» **Job**
Write out each line of the listing as it stands, without the images.

▽

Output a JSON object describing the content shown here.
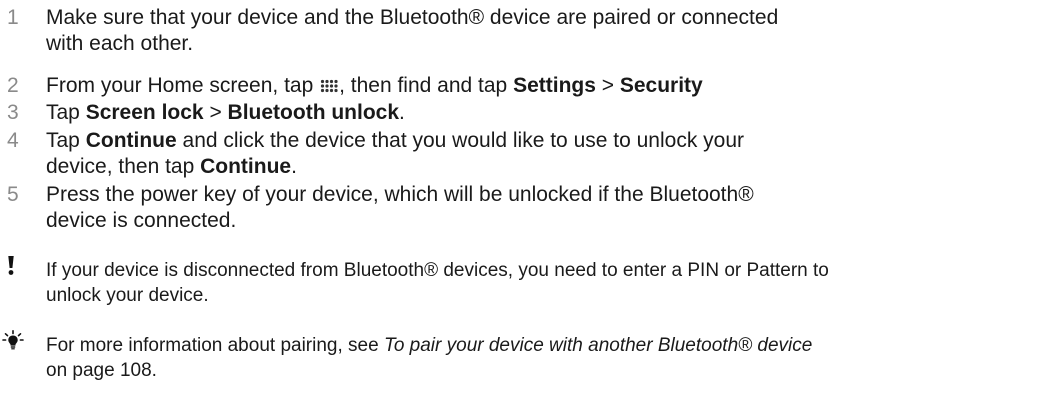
{
  "steps": [
    {
      "num": "1",
      "line1": "Make sure that your device and the Bluetooth® device are paired or connected",
      "line2": "with each other."
    },
    {
      "num": "2",
      "pre": "From your Home screen, tap ",
      "mid": ", then find and tap ",
      "b1": "Settings",
      "sep": " > ",
      "b2": "Security"
    },
    {
      "num": "3",
      "pre": "Tap ",
      "b1": "Screen lock",
      "sep": " > ",
      "b2": "Bluetooth unlock",
      "post": "."
    },
    {
      "num": "4",
      "pre": "Tap ",
      "b1": "Continue",
      "mid": " and click the device that you would like to use to unlock your",
      "line2_pre": "device, then tap ",
      "b2": "Continue",
      "post": "."
    },
    {
      "num": "5",
      "line1": "Press the power key of your device, which will be unlocked if the Bluetooth®",
      "line2": "device is connected."
    }
  ],
  "warning": {
    "icon": "exclamation-icon",
    "line1": "If your device is disconnected from Bluetooth® devices, you need to enter a PIN or Pattern to",
    "line2": "unlock your device."
  },
  "tip": {
    "icon": "lightbulb-icon",
    "pre": "For more information about pairing, see ",
    "link": "To pair your device with another Bluetooth® device",
    "post": "on page 108."
  }
}
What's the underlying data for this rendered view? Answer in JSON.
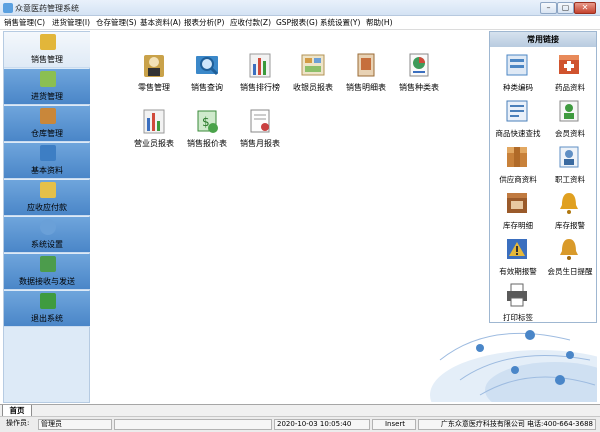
{
  "window": {
    "title": "众意医药管理系统",
    "min": "–",
    "max": "▢",
    "close": "✕"
  },
  "menu": [
    "销售管理(C)",
    "进货管理(I)",
    "仓存管理(S)",
    "基本资料(A)",
    "报表分析(P)",
    "应收付款(Z)",
    "GSP报表(G)",
    "系统设置(Y)",
    "帮助(H)"
  ],
  "sidebar": {
    "items": [
      {
        "label": "销售管理",
        "icon": "calculator-icon",
        "color": "#e2b63a",
        "active": true
      },
      {
        "label": "进货管理",
        "icon": "incoming-goods-icon",
        "color": "#8bbf52"
      },
      {
        "label": "仓库管理",
        "icon": "warehouse-icon",
        "color": "#c9873a"
      },
      {
        "label": "基本资料",
        "icon": "profile-card-icon",
        "color": "#3d7ec4"
      },
      {
        "label": "应收应付款",
        "icon": "coins-icon",
        "color": "#e5c04a"
      },
      {
        "label": "系统设置",
        "icon": "settings-gear-icon",
        "color": "#6aa0d8"
      },
      {
        "label": "数据接收与发送",
        "icon": "network-icon",
        "color": "#4c9c4c"
      },
      {
        "label": "退出系统",
        "icon": "exit-door-icon",
        "color": "#3f9b3f"
      }
    ]
  },
  "main": {
    "tiles": [
      {
        "label": "零售管理",
        "icon": "retail-man-icon",
        "color": "#c9a24a"
      },
      {
        "label": "销售查询",
        "icon": "search-query-icon",
        "color": "#3b88c9"
      },
      {
        "label": "销售排行榜",
        "icon": "bar-ranking-icon",
        "color": "#4a7fc1"
      },
      {
        "label": "收银员报表",
        "icon": "cashier-report-icon",
        "color": "#d29b45"
      },
      {
        "label": "销售明细表",
        "icon": "sales-detail-icon",
        "color": "#c66f3c"
      },
      {
        "label": "销售种类表",
        "icon": "category-chart-icon",
        "color": "#3e9a5a"
      },
      {
        "label": "营业员报表",
        "icon": "clerk-report-icon",
        "color": "#5b8fcb"
      },
      {
        "label": "销售报价表",
        "icon": "price-quote-icon",
        "color": "#4aa34a"
      },
      {
        "label": "销售月报表",
        "icon": "monthly-report-icon",
        "color": "#c94040"
      }
    ]
  },
  "quick_links": {
    "title": "常用链接",
    "items": [
      {
        "label": "种类编码",
        "icon": "category-code-icon",
        "color": "#4b86c4"
      },
      {
        "label": "药品资料",
        "icon": "medicine-box-icon",
        "color": "#d0532e"
      },
      {
        "label": "商品快速查找",
        "icon": "quick-find-icon",
        "color": "#4a7fba"
      },
      {
        "label": "会员资料",
        "icon": "member-icon",
        "color": "#3f9a3f"
      },
      {
        "label": "供应商资料",
        "icon": "supplier-icon",
        "color": "#c8813a"
      },
      {
        "label": "职工资料",
        "icon": "employee-icon",
        "color": "#5f8fc4"
      },
      {
        "label": "库存明细",
        "icon": "stock-detail-icon",
        "color": "#9a5a2a"
      },
      {
        "label": "库存报警",
        "icon": "stock-alarm-icon",
        "color": "#e0a020"
      },
      {
        "label": "有效期报警",
        "icon": "expiry-warning-icon",
        "color": "#e5b83a"
      },
      {
        "label": "会员生日提醒",
        "icon": "birthday-bell-icon",
        "color": "#d99a2a"
      },
      {
        "label": "打印标签",
        "icon": "print-label-icon",
        "color": "#5a5a5a"
      }
    ]
  },
  "tabs": {
    "home": "首页"
  },
  "status": {
    "operator_label": "操作员:",
    "operator": "管理员",
    "datetime": "2020-10-03 10:05:40",
    "mode": "Insert",
    "company": "广东众意医疗科技有限公司 电话:400-664-3688"
  }
}
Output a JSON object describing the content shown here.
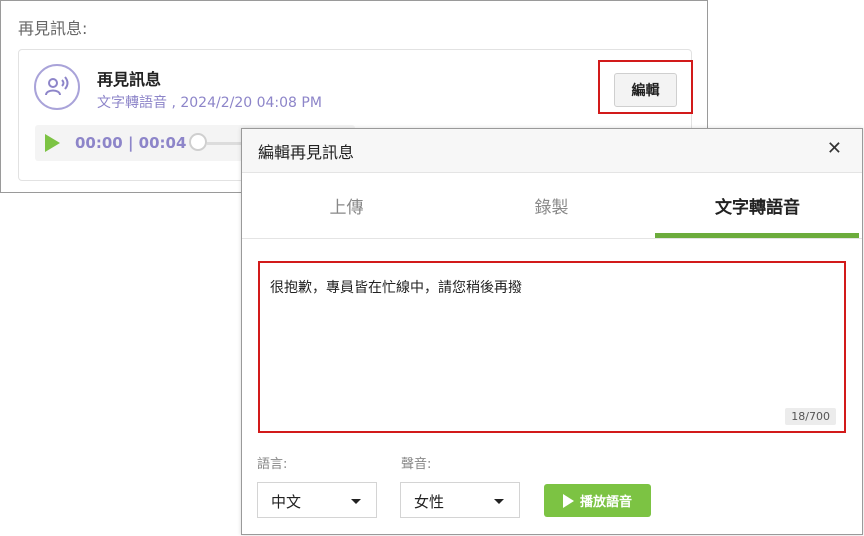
{
  "back_panel": {
    "section_title": "再見訊息:",
    "message": {
      "name": "再見訊息",
      "meta": "文字轉語音 , 2024/2/20 04:08 PM",
      "edit_label": "編輯",
      "player": {
        "time": "00:00 | 00:04",
        "progress": 0
      }
    }
  },
  "modal": {
    "title": "編輯再見訊息",
    "close": "✕",
    "tabs": [
      {
        "label": "上傳",
        "active": false
      },
      {
        "label": "錄製",
        "active": false
      },
      {
        "label": "文字轉語音",
        "active": true
      }
    ],
    "text": {
      "value": "很抱歉，專員皆在忙線中，請您稍後再撥",
      "counter": "18/700"
    },
    "language": {
      "label": "語言:",
      "value": "中文"
    },
    "voice": {
      "label": "聲音:",
      "value": "女性"
    },
    "play_button": "播放語音"
  },
  "colors": {
    "accent_green": "#7cc343",
    "tab_underline": "#6cac3c",
    "highlight_red": "#d21a1a",
    "meta_purple": "#8d85c9"
  },
  "icons": [
    "user-voice-icon",
    "play-icon",
    "close-icon",
    "chevron-down-icon"
  ]
}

△

» **Answer to this problem**
Output a JSON object describing the content shown here.
{
  "steps": [
    {
      "num": "1",
      "line1": "Make sure that your device and the Bluetooth® device are paired or connected",
      "line2": "with each other."
    },
    {
      "num": "2",
      "pre": "From your Home screen, tap ",
      "mid": ", then find and tap ",
      "b1": "Settings",
      "sep": " > ",
      "b2": "Security"
    },
    {
      "num": "3",
      "pre": "Tap ",
      "b1": "Screen lock",
      "sep": " > ",
      "b2": "Bluetooth unlock",
      "post": "."
    },
    {
      "num": "4",
      "pre": "Tap ",
      "b1": "Continue",
      "mid": " and click the device that you would like to use to unlock your",
      "line2_pre": "device, then tap ",
      "b2": "Continue",
      "post": "."
    },
    {
      "num": "5",
      "line1": "Press the power key of your device, which will be unlocked if the Bluetooth®",
      "line2": "device is connected."
    }
  ],
  "warning": {
    "icon": "exclamation-icon",
    "line1": "If your device is disconnected from Bluetooth® devices, you need to enter a PIN or Pattern to",
    "line2": "unlock your device."
  },
  "tip": {
    "icon": "lightbulb-icon",
    "pre": "For more information about pairing, see ",
    "link": "To pair your device with another Bluetooth® device",
    "post": "on page 108."
  }
}
What's the underlying data for this rendered view? Answer in JSON.
{
  "window": {
    "title": "众意医药管理系统",
    "min": "–",
    "max": "▢",
    "close": "✕"
  },
  "menu": [
    "销售管理(C)",
    "进货管理(I)",
    "仓存管理(S)",
    "基本资料(A)",
    "报表分析(P)",
    "应收付款(Z)",
    "GSP报表(G)",
    "系统设置(Y)",
    "帮助(H)"
  ],
  "sidebar": {
    "items": [
      {
        "label": "销售管理",
        "icon": "calculator-icon",
        "color": "#e2b63a",
        "active": true
      },
      {
        "label": "进货管理",
        "icon": "incoming-goods-icon",
        "color": "#8bbf52"
      },
      {
        "label": "仓库管理",
        "icon": "warehouse-icon",
        "color": "#c9873a"
      },
      {
        "label": "基本资料",
        "icon": "profile-card-icon",
        "color": "#3d7ec4"
      },
      {
        "label": "应收应付款",
        "icon": "coins-icon",
        "color": "#e5c04a"
      },
      {
        "label": "系统设置",
        "icon": "settings-gear-icon",
        "color": "#6aa0d8"
      },
      {
        "label": "数据接收与发送",
        "icon": "network-icon",
        "color": "#4c9c4c"
      },
      {
        "label": "退出系统",
        "icon": "exit-door-icon",
        "color": "#3f9b3f"
      }
    ]
  },
  "main": {
    "tiles": [
      {
        "label": "零售管理",
        "icon": "retail-man-icon",
        "color": "#c9a24a"
      },
      {
        "label": "销售查询",
        "icon": "search-query-icon",
        "color": "#3b88c9"
      },
      {
        "label": "销售排行榜",
        "icon": "bar-ranking-icon",
        "color": "#4a7fc1"
      },
      {
        "label": "收银员报表",
        "icon": "cashier-report-icon",
        "color": "#d29b45"
      },
      {
        "label": "销售明细表",
        "icon": "sales-detail-icon",
        "color": "#c66f3c"
      },
      {
        "label": "销售种类表",
        "icon": "category-chart-icon",
        "color": "#3e9a5a"
      },
      {
        "label": "营业员报表",
        "icon": "clerk-report-icon",
        "color": "#5b8fcb"
      },
      {
        "label": "销售报价表",
        "icon": "price-quote-icon",
        "color": "#4aa34a"
      },
      {
        "label": "销售月报表",
        "icon": "monthly-report-icon",
        "color": "#c94040"
      }
    ]
  },
  "quick_links": {
    "title": "常用链接",
    "items": [
      {
        "label": "种类编码",
        "icon": "category-code-icon",
        "color": "#4b86c4"
      },
      {
        "label": "药品资料",
        "icon": "medicine-box-icon",
        "color": "#d0532e"
      },
      {
        "label": "商品快速查找",
        "icon": "quick-find-icon",
        "color": "#4a7fba"
      },
      {
        "label": "会员资料",
        "icon": "member-icon",
        "color": "#3f9a3f"
      },
      {
        "label": "供应商资料",
        "icon": "supplier-icon",
        "color": "#c8813a"
      },
      {
        "label": "职工资料",
        "icon": "employee-icon",
        "color": "#5f8fc4"
      },
      {
        "label": "库存明细",
        "icon": "stock-detail-icon",
        "color": "#9a5a2a"
      },
      {
        "label": "库存报警",
        "icon": "stock-alarm-icon",
        "color": "#e0a020"
      },
      {
        "label": "有效期报警",
        "icon": "expiry-warning-icon",
        "color": "#e5b83a"
      },
      {
        "label": "会员生日提醒",
        "icon": "birthday-bell-icon",
        "color": "#d99a2a"
      },
      {
        "label": "打印标签",
        "icon": "print-label-icon",
        "color": "#5a5a5a"
      }
    ]
  },
  "tabs": {
    "home": "首页"
  },
  "status": {
    "operator_label": "操作员:",
    "operator": "管理员",
    "datetime": "2020-10-03 10:05:40",
    "mode": "Insert",
    "company": "广东众意医疗科技有限公司 电话:400-664-3688"
  }
}
Output a JSON object describing the content shown here.
{
  "back_panel": {
    "section_title": "再見訊息:",
    "message": {
      "name": "再見訊息",
      "meta": "文字轉語音 , 2024/2/20 04:08 PM",
      "edit_label": "編輯",
      "player": {
        "time": "00:00 | 00:04",
        "progress": 0
      }
    }
  },
  "modal": {
    "title": "編輯再見訊息",
    "close": "✕",
    "tabs": [
      {
        "label": "上傳",
        "active": false
      },
      {
        "label": "錄製",
        "active": false
      },
      {
        "label": "文字轉語音",
        "active": true
      }
    ],
    "text": {
      "value": "很抱歉，專員皆在忙線中，請您稍後再撥",
      "counter": "18/700"
    },
    "language": {
      "label": "語言:",
      "value": "中文"
    },
    "voice": {
      "label": "聲音:",
      "value": "女性"
    },
    "play_button": "播放語音"
  },
  "colors": {
    "accent_green": "#7cc343",
    "tab_underline": "#6cac3c",
    "highlight_red": "#d21a1a",
    "meta_purple": "#8d85c9"
  },
  "icons": [
    "user-voice-icon",
    "play-icon",
    "close-icon",
    "chevron-down-icon"
  ]
}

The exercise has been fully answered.